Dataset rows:

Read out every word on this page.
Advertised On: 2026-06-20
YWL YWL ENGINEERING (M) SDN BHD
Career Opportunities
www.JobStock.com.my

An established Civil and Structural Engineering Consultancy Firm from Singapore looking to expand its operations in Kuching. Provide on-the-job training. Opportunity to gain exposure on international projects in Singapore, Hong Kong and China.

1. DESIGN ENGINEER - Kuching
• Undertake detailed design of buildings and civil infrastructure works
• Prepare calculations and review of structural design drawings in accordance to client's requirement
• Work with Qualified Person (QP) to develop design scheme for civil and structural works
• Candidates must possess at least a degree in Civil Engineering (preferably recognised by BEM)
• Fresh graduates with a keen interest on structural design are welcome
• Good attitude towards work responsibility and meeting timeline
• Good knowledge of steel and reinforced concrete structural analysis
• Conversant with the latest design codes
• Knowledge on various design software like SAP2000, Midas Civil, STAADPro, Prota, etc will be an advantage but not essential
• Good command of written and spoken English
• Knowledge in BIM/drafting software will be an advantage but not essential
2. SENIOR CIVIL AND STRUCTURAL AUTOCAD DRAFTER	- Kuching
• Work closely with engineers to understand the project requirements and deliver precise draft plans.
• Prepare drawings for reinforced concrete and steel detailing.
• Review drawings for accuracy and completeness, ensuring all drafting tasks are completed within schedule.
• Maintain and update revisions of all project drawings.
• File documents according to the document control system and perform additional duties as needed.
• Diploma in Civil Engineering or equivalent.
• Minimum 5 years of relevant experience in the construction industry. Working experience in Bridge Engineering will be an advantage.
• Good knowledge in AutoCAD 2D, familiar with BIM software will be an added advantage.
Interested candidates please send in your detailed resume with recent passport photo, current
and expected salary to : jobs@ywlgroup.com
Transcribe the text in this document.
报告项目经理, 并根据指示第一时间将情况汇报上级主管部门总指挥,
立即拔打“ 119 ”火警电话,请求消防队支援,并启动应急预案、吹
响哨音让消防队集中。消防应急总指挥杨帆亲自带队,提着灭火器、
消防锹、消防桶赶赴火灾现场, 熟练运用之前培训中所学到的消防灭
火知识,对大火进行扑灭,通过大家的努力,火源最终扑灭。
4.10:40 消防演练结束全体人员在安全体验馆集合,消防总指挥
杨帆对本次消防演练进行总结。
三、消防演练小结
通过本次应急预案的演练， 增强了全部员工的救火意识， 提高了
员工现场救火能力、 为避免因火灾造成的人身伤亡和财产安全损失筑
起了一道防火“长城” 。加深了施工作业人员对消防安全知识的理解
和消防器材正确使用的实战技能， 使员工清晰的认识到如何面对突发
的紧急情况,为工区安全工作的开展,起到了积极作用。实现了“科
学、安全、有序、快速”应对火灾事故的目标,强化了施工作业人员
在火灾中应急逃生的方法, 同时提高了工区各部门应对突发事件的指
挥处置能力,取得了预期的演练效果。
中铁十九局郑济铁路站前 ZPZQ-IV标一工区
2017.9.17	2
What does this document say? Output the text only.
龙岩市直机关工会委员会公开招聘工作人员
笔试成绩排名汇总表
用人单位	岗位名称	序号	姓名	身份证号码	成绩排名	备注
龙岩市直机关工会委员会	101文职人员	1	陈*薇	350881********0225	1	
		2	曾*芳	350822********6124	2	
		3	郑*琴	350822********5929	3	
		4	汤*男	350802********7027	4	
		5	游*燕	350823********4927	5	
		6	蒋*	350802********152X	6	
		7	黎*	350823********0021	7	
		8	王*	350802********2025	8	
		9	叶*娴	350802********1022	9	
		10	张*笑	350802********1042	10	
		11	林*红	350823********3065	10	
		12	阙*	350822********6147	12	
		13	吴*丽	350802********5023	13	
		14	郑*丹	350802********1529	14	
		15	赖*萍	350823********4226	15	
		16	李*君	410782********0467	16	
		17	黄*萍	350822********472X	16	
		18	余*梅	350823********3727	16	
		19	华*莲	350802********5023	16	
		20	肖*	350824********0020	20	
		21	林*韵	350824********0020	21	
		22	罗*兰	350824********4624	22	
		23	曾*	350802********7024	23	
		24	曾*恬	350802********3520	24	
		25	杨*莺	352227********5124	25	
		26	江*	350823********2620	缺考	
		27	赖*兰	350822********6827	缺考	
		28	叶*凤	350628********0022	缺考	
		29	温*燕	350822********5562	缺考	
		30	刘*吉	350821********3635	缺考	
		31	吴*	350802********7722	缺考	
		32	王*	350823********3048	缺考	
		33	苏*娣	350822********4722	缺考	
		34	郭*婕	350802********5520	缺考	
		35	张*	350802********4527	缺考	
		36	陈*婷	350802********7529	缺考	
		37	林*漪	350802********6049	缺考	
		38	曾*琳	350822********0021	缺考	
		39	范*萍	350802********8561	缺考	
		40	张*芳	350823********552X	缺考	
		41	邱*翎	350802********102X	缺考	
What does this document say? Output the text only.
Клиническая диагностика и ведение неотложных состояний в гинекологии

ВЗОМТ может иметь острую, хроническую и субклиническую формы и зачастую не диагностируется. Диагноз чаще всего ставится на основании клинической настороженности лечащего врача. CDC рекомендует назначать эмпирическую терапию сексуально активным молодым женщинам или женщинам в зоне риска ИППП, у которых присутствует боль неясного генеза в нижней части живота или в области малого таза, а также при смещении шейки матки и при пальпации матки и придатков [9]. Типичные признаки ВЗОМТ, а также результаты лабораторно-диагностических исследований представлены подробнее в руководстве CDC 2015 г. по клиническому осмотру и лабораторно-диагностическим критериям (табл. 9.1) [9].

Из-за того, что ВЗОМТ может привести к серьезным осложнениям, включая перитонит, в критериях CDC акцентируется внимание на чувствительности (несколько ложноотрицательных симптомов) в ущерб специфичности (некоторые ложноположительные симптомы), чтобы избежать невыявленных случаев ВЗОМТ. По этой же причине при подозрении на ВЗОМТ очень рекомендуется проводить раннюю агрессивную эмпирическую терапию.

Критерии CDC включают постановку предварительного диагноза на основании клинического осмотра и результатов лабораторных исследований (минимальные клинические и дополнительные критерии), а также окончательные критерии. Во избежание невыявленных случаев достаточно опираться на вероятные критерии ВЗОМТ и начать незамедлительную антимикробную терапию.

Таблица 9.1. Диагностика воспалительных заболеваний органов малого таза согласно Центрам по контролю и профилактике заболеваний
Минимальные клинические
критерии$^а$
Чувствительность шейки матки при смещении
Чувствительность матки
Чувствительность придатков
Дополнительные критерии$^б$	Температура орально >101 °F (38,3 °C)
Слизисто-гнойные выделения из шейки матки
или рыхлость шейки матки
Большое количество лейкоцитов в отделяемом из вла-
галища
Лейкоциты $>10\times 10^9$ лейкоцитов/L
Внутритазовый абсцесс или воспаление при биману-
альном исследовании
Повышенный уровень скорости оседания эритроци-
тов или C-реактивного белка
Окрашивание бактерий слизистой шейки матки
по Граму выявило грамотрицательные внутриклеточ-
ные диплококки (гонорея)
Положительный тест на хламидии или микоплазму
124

What is asked =
Copy all of the data. Keep every word exactly as it is.

Complete output =
Read out every word on this page.
Advertised On: 2026-06-20
YWL YWL ENGINEERING (M) SDN BHD
Career Opportunities
www.JobStock.com.my

An established Civil and Structural Engineering Consultancy Firm from Singapore looking to expand its operations in Kuching. Provide on-the-job training. Opportunity to gain exposure on international projects in Singapore, Hong Kong and China.

1. DESIGN ENGINEER - Kuching
• Undertake detailed design of buildings and civil infrastructure works
• Prepare calculations and review of structural design drawings in accordance to client's requirement
• Work with Qualified Person (QP) to develop design scheme for civil and structural works
• Candidates must possess at least a degree in Civil Engineering (preferably recognised by BEM)
• Fresh graduates with a keen interest on structural design are welcome
• Good attitude towards work responsibility and meeting timeline
• Good knowledge of steel and reinforced concrete structural analysis
• Conversant with the latest design codes
• Knowledge on various design software like SAP2000, Midas Civil, STAADPro, Prota, etc will be an advantage but not essential
• Good command of written and spoken English
• Knowledge in BIM/drafting software will be an advantage but not essential
2. SENIOR CIVIL AND STRUCTURAL AUTOCAD DRAFTER	- Kuching
• Work closely with engineers to understand the project requirements and deliver precise draft plans.
• Prepare drawings for reinforced concrete and steel detailing.
• Review drawings for accuracy and completeness, ensuring all drafting tasks are completed within schedule.
• Maintain and update revisions of all project drawings.
• File documents according to the document control system and perform additional duties as needed.
• Diploma in Civil Engineering or equivalent.
• Minimum 5 years of relevant experience in the construction industry. Working experience in Bridge Engineering will be an advantage.
• Good knowledge in AutoCAD 2D, familiar with BIM software will be an added advantage.
Interested candidates please send in your detailed resume with recent passport photo, current
and expected salary to : jobs@ywlgroup.com
Transcribe the text in this document.
报告项目经理, 并根据指示第一时间将情况汇报上级主管部门总指挥,
立即拔打“ 119 ”火警电话,请求消防队支援,并启动应急预案、吹
响哨音让消防队集中。消防应急总指挥杨帆亲自带队,提着灭火器、
消防锹、消防桶赶赴火灾现场, 熟练运用之前培训中所学到的消防灭
火知识,对大火进行扑灭,通过大家的努力,火源最终扑灭。
4.10:40 消防演练结束全体人员在安全体验馆集合,消防总指挥
杨帆对本次消防演练进行总结。
三、消防演练小结
通过本次应急预案的演练， 增强了全部员工的救火意识， 提高了
员工现场救火能力、 为避免因火灾造成的人身伤亡和财产安全损失筑
起了一道防火“长城” 。加深了施工作业人员对消防安全知识的理解
和消防器材正确使用的实战技能， 使员工清晰的认识到如何面对突发
的紧急情况,为工区安全工作的开展,起到了积极作用。实现了“科
学、安全、有序、快速”应对火灾事故的目标,强化了施工作业人员
在火灾中应急逃生的方法, 同时提高了工区各部门应对突发事件的指
挥处置能力,取得了预期的演练效果。
中铁十九局郑济铁路站前 ZPZQ-IV标一工区
2017.9.17	2
What does this document say? Output the text only.
龙岩市直机关工会委员会公开招聘工作人员
笔试成绩排名汇总表
用人单位	岗位名称	序号	姓名	身份证号码	成绩排名	备注
龙岩市直机关工会委员会	101文职人员	1	陈*薇	350881********0225	1	
		2	曾*芳	350822********6124	2	
		3	郑*琴	350822********5929	3	
		4	汤*男	350802********7027	4	
		5	游*燕	350823********4927	5	
		6	蒋*	350802********152X	6	
		7	黎*	350823********0021	7	
		8	王*	350802********2025	8	
		9	叶*娴	350802********1022	9	
		10	张*笑	350802********1042	10	
		11	林*红	350823********3065	10	
		12	阙*	350822********6147	12	
		13	吴*丽	350802********5023	13	
		14	郑*丹	350802********1529	14	
		15	赖*萍	350823********4226	15	
		16	李*君	410782********0467	16	
		17	黄*萍	350822********472X	16	
		18	余*梅	350823********3727	16	
		19	华*莲	350802********5023	16	
		20	肖*	350824********0020	20	
		21	林*韵	350824********0020	21	
		22	罗*兰	350824********4624	22	
		23	曾*	350802********7024	23	
		24	曾*恬	350802********3520	24	
		25	杨*莺	352227********5124	25	
		26	江*	350823********2620	缺考	
		27	赖*兰	350822********6827	缺考	
		28	叶*凤	350628********0022	缺考	
		29	温*燕	350822********5562	缺考	
		30	刘*吉	350821********3635	缺考	
		31	吴*	350802********7722	缺考	
		32	王*	350823********3048	缺考	
		33	苏*娣	350822********4722	缺考	
		34	郭*婕	350802********5520	缺考	
		35	张*	350802********4527	缺考	
		36	陈*婷	350802********7529	缺考	
		37	林*漪	350802********6049	缺考	
		38	曾*琳	350822********0021	缺考	
		39	范*萍	350802********8561	缺考	
		40	张*芳	350823********552X	缺考	
		41	邱*翎	350802********102X	缺考	
What does this document say? Output the text only.
Клиническая диагностика и ведение неотложных состояний в гинекологии

ВЗОМТ может иметь острую, хроническую и субклиническую формы и зачастую не диагностируется. Диагноз чаще всего ставится на основании клинической настороженности лечащего врача. CDC рекомендует назначать эмпирическую терапию сексуально активным молодым женщинам или женщинам в зоне риска ИППП, у которых присутствует боль неясного генеза в нижней части живота или в области малого таза, а также при смещении шейки матки и при пальпации матки и придатков [9]. Типичные признаки ВЗОМТ, а также результаты лабораторно-диагностических исследований представлены подробнее в руководстве CDC 2015 г. по клиническому осмотру и лабораторно-диагностическим критериям (табл. 9.1) [9].

Из-за того, что ВЗОМТ может привести к серьезным осложнениям, включая перитонит, в критериях CDC акцентируется внимание на чувствительности (несколько ложноотрицательных симптомов) в ущерб специфичности (некоторые ложноположительные симптомы), чтобы избежать невыявленных случаев ВЗОМТ. По этой же причине при подозрении на ВЗОМТ очень рекомендуется проводить раннюю агрессивную эмпирическую терапию.

Критерии CDC включают постановку предварительного диагноза на основании клинического осмотра и результатов лабораторных исследований (минимальные клинические и дополнительные критерии), а также окончательные критерии. Во избежание невыявленных случаев достаточно опираться на вероятные критерии ВЗОМТ и начать незамедлительную антимикробную терапию.

Таблица 9.1. Диагностика воспалительных заболеваний органов малого таза согласно Центрам по контролю и профилактике заболеваний
Минимальные клинические
критерии$^а$
Чувствительность шейки матки при смещении
Чувствительность матки
Чувствительность придатков
Дополнительные критерии$^б$	Температура орально >101 °F (38,3 °C)
Слизисто-гнойные выделения из шейки матки
или рыхлость шейки матки
Большое количество лейкоцитов в отделяемом из вла-
галища
Лейкоциты $>10\times 10^9$ лейкоцитов/L
Внутритазовый абсцесс или воспаление при биману-
альном исследовании
Повышенный уровень скорости оседания эритроци-
тов или C-реактивного белка
Окрашивание бактерий слизистой шейки матки
по Граму выявило грамотрицательные внутриклеточ-
ные диплококки (гонорея)
Положительный тест на хламидии или микоплазму
124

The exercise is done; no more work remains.